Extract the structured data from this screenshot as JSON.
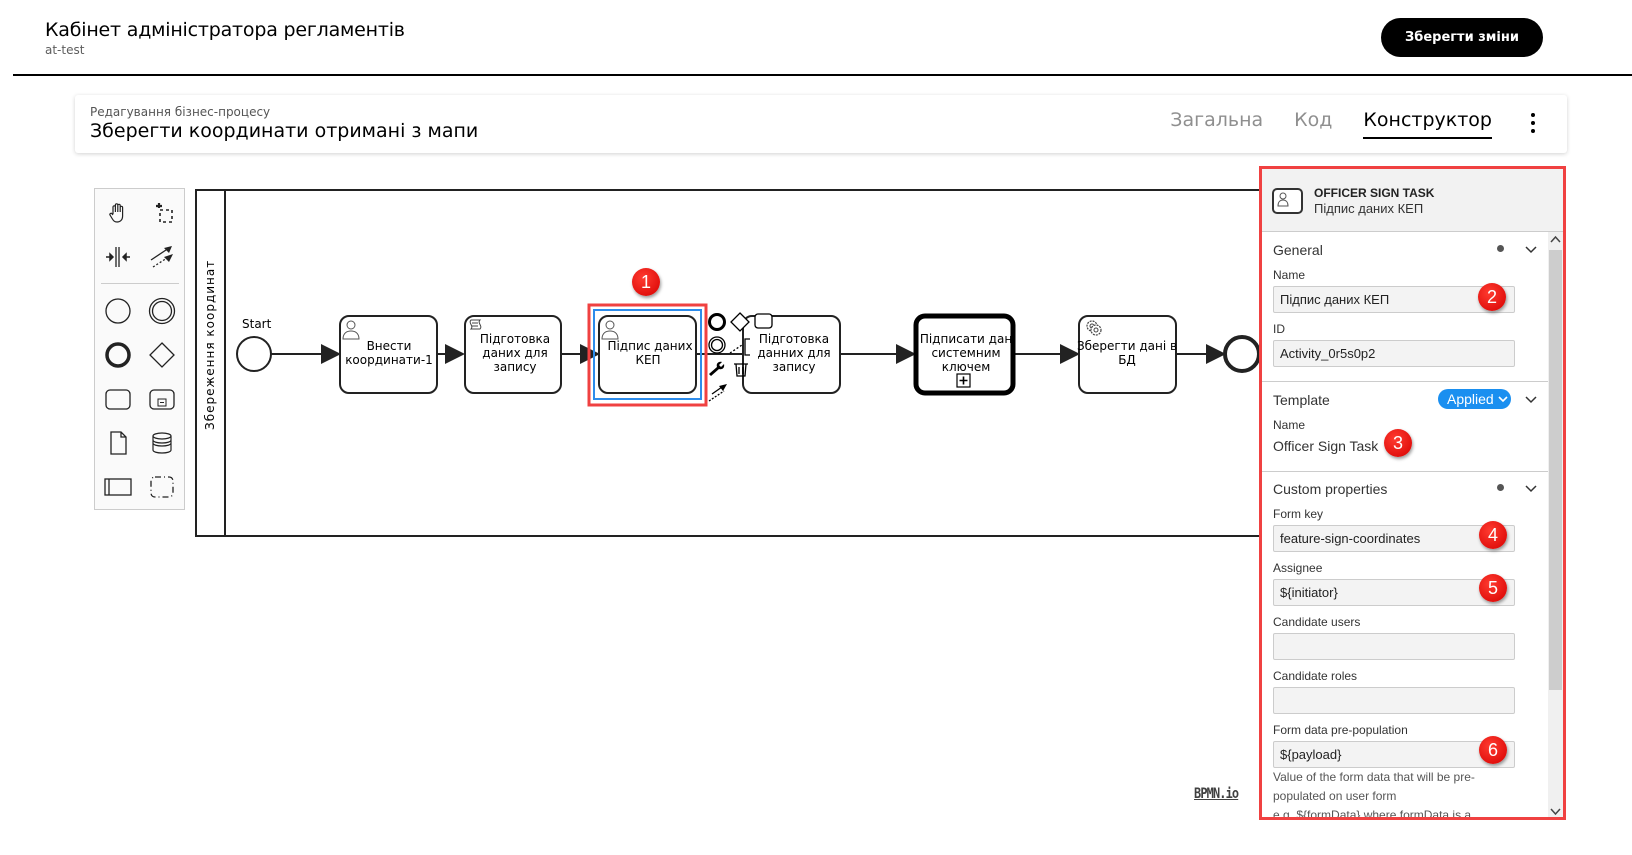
{
  "header": {
    "title": "Кабінет адміністратора регламентів",
    "subtitle": "at-test",
    "save_label": "Зберегти зміни"
  },
  "process": {
    "caption": "Редагування бізнес-процесу",
    "title": "Зберегти координати отримані з мапи",
    "tabs": [
      {
        "label": "Загальна",
        "active": false
      },
      {
        "label": "Код",
        "active": false
      },
      {
        "label": "Конструктор",
        "active": true
      }
    ],
    "menu_icon": "kebab-menu-icon"
  },
  "palette": {
    "tools": [
      "hand-tool-icon",
      "lasso-tool-icon",
      "space-tool-icon",
      "global-connect-icon"
    ],
    "shapes": [
      "start-event-icon",
      "intermediate-event-icon",
      "end-event-icon",
      "gateway-icon",
      "task-icon",
      "subprocess-icon",
      "data-object-icon",
      "data-store-icon",
      "pool-icon",
      "group-icon"
    ]
  },
  "diagram": {
    "lane_label": "Збереження координат",
    "start_label": "Start",
    "tasks": [
      {
        "label_lines": [
          "Внести",
          "координати-1"
        ],
        "icon": "user-icon"
      },
      {
        "label_lines": [
          "Підготовка",
          "даних для",
          "запису"
        ],
        "icon": "script-icon"
      },
      {
        "label_lines": [
          "Підпис даних",
          "КЕП"
        ],
        "icon": "user-icon",
        "selected": true
      },
      {
        "label_lines": [
          "Підготовка",
          "данних для",
          "запису"
        ],
        "icon": "none"
      },
      {
        "label_lines": [
          "Підписати дан",
          "системним",
          "ключем"
        ],
        "icon": "call-activity-icon"
      },
      {
        "label_lines": [
          "Зберегти дані в",
          "БД"
        ],
        "icon": "service-gear-icon"
      }
    ],
    "context_pad": [
      "append-end-event-icon",
      "append-gateway-icon",
      "append-task-icon",
      "append-intermediate-event-icon",
      "text-annotation-icon",
      "change-type-wrench-icon",
      "delete-trash-icon",
      "connect-arrow-icon"
    ],
    "watermark": "BPMN.io"
  },
  "badges": [
    "1",
    "2",
    "3",
    "4",
    "5",
    "6"
  ],
  "properties": {
    "element_type": "OFFICER SIGN TASK",
    "element_name": "Підпис даних КЕП",
    "general": {
      "title": "General",
      "name_label": "Name",
      "name_value": "Підпис даних КЕП",
      "id_label": "ID",
      "id_value": "Activity_0r5s0p2"
    },
    "template": {
      "title": "Template",
      "status": "Applied",
      "name_label": "Name",
      "name_value": "Officer Sign Task"
    },
    "custom": {
      "title": "Custom properties",
      "form_key_label": "Form key",
      "form_key_value": "feature-sign-coordinates",
      "assignee_label": "Assignee",
      "assignee_value": "${initiator}",
      "candidate_users_label": "Candidate users",
      "candidate_users_value": "",
      "candidate_roles_label": "Candidate roles",
      "candidate_roles_value": "",
      "form_data_label": "Form data pre-population",
      "form_data_value": "${payload}",
      "form_data_help_1": "Value of the form data that will be pre-",
      "form_data_help_2": "populated on user form",
      "form_data_help_3": "e.g. ${formData} where formData is a"
    }
  },
  "colors": {
    "highlight_red": "#f04141",
    "selection_blue": "#2d8ceb",
    "applied_blue": "#1a8ff0",
    "badge_red": "#e30000"
  }
}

☆ ☆ ☆ ☆ ☆ ☆ ☆

Problem details
Pick out each line containing the string "intermediate" and copy it.

Solution to this exercise
      "intermediate-event-icon",
      "append-intermediate-event-icon",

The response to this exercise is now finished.